What to do
Filter the records for lines holding the string "JSON".

Begin Entries shown

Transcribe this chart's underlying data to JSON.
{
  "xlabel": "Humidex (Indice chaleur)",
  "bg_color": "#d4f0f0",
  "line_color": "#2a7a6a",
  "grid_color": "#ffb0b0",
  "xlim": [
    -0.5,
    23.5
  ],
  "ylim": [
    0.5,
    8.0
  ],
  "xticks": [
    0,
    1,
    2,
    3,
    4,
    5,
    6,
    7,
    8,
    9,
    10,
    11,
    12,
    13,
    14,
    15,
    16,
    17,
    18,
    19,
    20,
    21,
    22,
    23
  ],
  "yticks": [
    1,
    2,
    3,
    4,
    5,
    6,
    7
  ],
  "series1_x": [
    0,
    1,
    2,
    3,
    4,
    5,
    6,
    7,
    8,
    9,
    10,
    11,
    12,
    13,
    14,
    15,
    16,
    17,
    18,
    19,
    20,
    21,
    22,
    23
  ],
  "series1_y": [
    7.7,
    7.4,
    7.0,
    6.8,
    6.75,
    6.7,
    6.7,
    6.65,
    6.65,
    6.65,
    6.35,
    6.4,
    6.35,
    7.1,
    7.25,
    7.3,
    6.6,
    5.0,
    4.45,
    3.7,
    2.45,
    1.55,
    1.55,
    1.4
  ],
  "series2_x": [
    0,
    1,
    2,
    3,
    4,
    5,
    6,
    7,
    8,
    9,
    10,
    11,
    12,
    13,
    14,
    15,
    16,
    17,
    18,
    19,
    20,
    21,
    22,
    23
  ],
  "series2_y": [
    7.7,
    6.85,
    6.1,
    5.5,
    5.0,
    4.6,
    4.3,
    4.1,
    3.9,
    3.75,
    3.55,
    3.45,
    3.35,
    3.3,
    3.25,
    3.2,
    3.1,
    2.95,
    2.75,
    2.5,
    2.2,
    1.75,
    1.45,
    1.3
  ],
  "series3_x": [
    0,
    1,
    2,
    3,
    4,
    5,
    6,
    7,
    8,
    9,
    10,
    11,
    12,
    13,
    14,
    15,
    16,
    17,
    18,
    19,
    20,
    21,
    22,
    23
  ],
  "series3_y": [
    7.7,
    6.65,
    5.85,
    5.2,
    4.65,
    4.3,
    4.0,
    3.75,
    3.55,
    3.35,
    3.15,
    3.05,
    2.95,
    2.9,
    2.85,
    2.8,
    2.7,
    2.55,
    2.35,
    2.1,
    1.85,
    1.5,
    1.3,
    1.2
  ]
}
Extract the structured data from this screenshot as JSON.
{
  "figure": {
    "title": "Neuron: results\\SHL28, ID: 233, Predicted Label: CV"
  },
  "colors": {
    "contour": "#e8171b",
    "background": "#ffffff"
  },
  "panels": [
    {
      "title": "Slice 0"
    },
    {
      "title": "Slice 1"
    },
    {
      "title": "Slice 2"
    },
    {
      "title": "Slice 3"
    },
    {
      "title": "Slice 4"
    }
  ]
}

End Entries shown

Exercise answer
Transcribe this chart's underlying data to JSON.
Extract the structured data from this screenshot as JSON.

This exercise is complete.